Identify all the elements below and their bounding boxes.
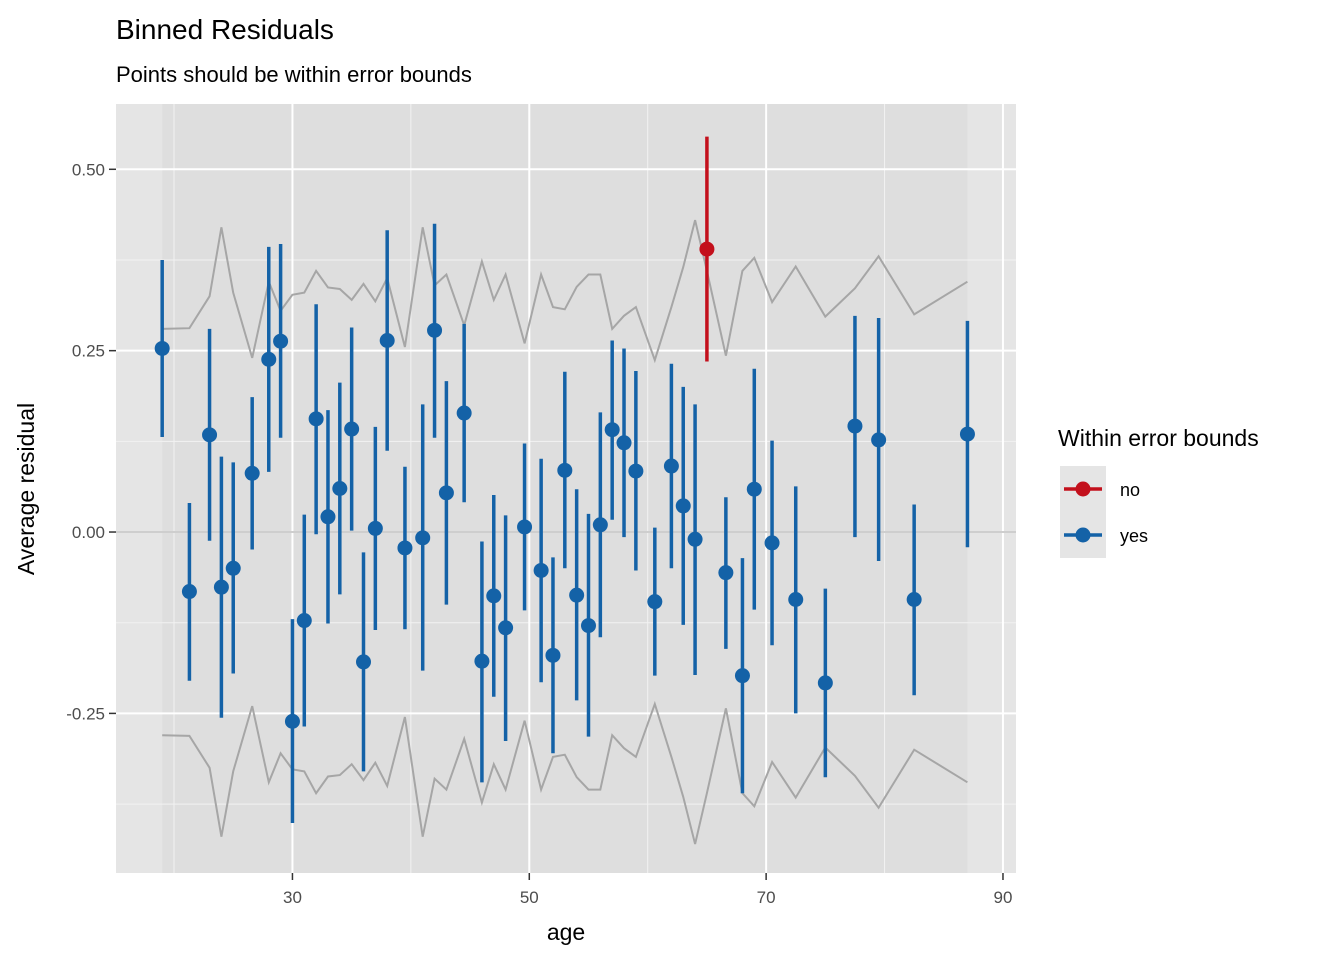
data-point — [871, 432, 887, 448]
data-point — [581, 618, 596, 634]
data-point — [332, 481, 348, 496]
data-point — [284, 713, 300, 729]
legend-label-yes: yes — [1120, 526, 1148, 546]
data-point — [456, 405, 472, 421]
data-point — [734, 668, 750, 684]
data-point — [474, 653, 490, 669]
data-point — [847, 418, 863, 434]
data-point — [308, 411, 324, 427]
data-point — [379, 333, 395, 349]
data-point — [699, 241, 715, 257]
data-point — [296, 613, 312, 629]
x-axis: 30 50 70 90 — [283, 873, 1012, 907]
data-point — [181, 584, 197, 600]
data-point — [225, 560, 241, 576]
legend-dot-no — [1075, 481, 1091, 497]
data-point — [213, 579, 229, 595]
data-point — [616, 435, 632, 451]
data-point — [438, 485, 454, 501]
x-tick-label: 50 — [520, 888, 539, 907]
data-point — [367, 520, 383, 536]
data-points — [154, 241, 975, 729]
data-point — [569, 587, 585, 603]
data-point — [517, 519, 533, 535]
data-point — [604, 422, 620, 438]
data-point — [817, 675, 833, 691]
y-tick-label: 0.00 — [72, 523, 105, 542]
data-point — [687, 531, 703, 547]
legend-label-no: no — [1120, 480, 1140, 500]
data-point — [959, 426, 975, 442]
data-point — [273, 333, 289, 349]
y-tick-label: -0.25 — [66, 704, 105, 723]
y-tick-label: 0.50 — [72, 160, 105, 179]
x-tick-label: 90 — [994, 888, 1013, 907]
data-point — [788, 591, 804, 607]
lower-error-bound — [162, 700, 968, 845]
data-point — [397, 540, 413, 556]
data-point — [427, 322, 443, 338]
x-axis-label: age — [547, 919, 585, 945]
y-tick-label: 0.25 — [72, 342, 105, 361]
data-point — [592, 517, 608, 533]
data-point — [244, 465, 260, 481]
x-tick-label: 70 — [757, 888, 776, 907]
data-point — [261, 351, 277, 367]
data-point — [545, 647, 561, 663]
data-point — [415, 530, 431, 546]
data-point — [344, 421, 360, 437]
y-axis: -0.25 0.00 0.25 0.50 — [66, 160, 116, 723]
chart-subtitle: Points should be within error bounds — [116, 62, 472, 87]
data-point — [628, 463, 644, 479]
chart-title: Binned Residuals — [116, 14, 334, 45]
data-point — [663, 458, 679, 474]
data-point — [647, 594, 663, 610]
data-point — [906, 591, 922, 607]
data-point — [498, 620, 514, 636]
data-point — [557, 462, 573, 478]
data-point — [746, 481, 762, 497]
legend-dot-yes — [1075, 527, 1091, 543]
data-point — [675, 498, 691, 514]
data-point — [486, 588, 502, 604]
data-point — [718, 565, 734, 581]
y-axis-label: Average residual — [13, 403, 39, 575]
data-point — [320, 509, 336, 525]
data-point — [202, 427, 218, 443]
legend: Within error bounds no yes — [1058, 425, 1259, 558]
data-point — [356, 654, 371, 670]
data-point — [533, 562, 549, 578]
data-point — [154, 340, 170, 356]
legend-title: Within error bounds — [1058, 425, 1259, 451]
data-point — [764, 535, 780, 551]
x-tick-label: 30 — [283, 888, 302, 907]
upper-error-bound — [162, 219, 968, 364]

-- -- --

_What is asked_
Copy out every line of the listing above character for character, leaving out the picture.

_Response to this exercise_
Identify all the elements below and their bounding boxes.
data-point — [871, 432, 887, 448]
data-point — [581, 618, 596, 634]
data-point — [332, 481, 348, 496]
data-point — [284, 713, 300, 729]
legend-label-yes: yes — [1120, 526, 1148, 546]
data-point — [456, 405, 472, 421]
data-point — [734, 668, 750, 684]
data-point — [474, 653, 490, 669]
data-point — [847, 418, 863, 434]
data-point — [308, 411, 324, 427]
data-point — [379, 333, 395, 349]
data-point — [699, 241, 715, 257]
data-point — [296, 613, 312, 629]
x-axis: 30 50 70 90 — [283, 873, 1012, 907]
data-point — [181, 584, 197, 600]
data-point — [225, 560, 241, 576]
legend-dot-no — [1075, 481, 1091, 497]
data-point — [213, 579, 229, 595]
data-point — [616, 435, 632, 451]
data-point — [438, 485, 454, 501]
x-tick-label: 50 — [520, 888, 539, 907]
data-point — [367, 520, 383, 536]
data-points — [154, 241, 975, 729]
data-point — [569, 587, 585, 603]
data-point — [517, 519, 533, 535]
data-point — [604, 422, 620, 438]
data-point — [817, 675, 833, 691]
y-tick-label: 0.00 — [72, 523, 105, 542]
data-point — [687, 531, 703, 547]
legend-label-no: no — [1120, 480, 1140, 500]
data-point — [959, 426, 975, 442]
data-point — [273, 333, 289, 349]
y-tick-label: -0.25 — [66, 704, 105, 723]
y-tick-label: 0.50 — [72, 160, 105, 179]
x-tick-label: 90 — [994, 888, 1013, 907]
data-point — [788, 591, 804, 607]
lower-error-bound — [162, 700, 968, 845]
data-point — [397, 540, 413, 556]
data-point — [427, 322, 443, 338]
x-axis-label: age — [547, 919, 585, 945]
y-tick-label: 0.25 — [72, 342, 105, 361]
data-point — [592, 517, 608, 533]
data-point — [244, 465, 260, 481]
x-tick-label: 70 — [757, 888, 776, 907]
data-point — [261, 351, 277, 367]
data-point — [545, 647, 561, 663]
data-point — [415, 530, 431, 546]
data-point — [344, 421, 360, 437]
y-axis: -0.25 0.00 0.25 0.50 — [66, 160, 116, 723]
chart-subtitle: Points should be within error bounds — [116, 62, 472, 87]
data-point — [628, 463, 644, 479]
chart-title: Binned Residuals — [116, 14, 334, 45]
data-point — [663, 458, 679, 474]
data-point — [647, 594, 663, 610]
data-point — [906, 591, 922, 607]
data-point — [498, 620, 514, 636]
data-point — [557, 462, 573, 478]
data-point — [746, 481, 762, 497]
legend-dot-yes — [1075, 527, 1091, 543]
data-point — [675, 498, 691, 514]
data-point — [486, 588, 502, 604]
data-point — [718, 565, 734, 581]
y-axis-label: Average residual — [13, 403, 39, 575]
data-point — [320, 509, 336, 525]
data-point — [202, 427, 218, 443]
legend: Within error bounds no yes — [1058, 425, 1259, 558]
data-point — [356, 654, 371, 670]
data-point — [533, 562, 549, 578]
data-point — [154, 340, 170, 356]
legend-title: Within error bounds — [1058, 425, 1259, 451]
data-point — [764, 535, 780, 551]
x-tick-label: 30 — [283, 888, 302, 907]
upper-error-bound — [162, 219, 968, 364]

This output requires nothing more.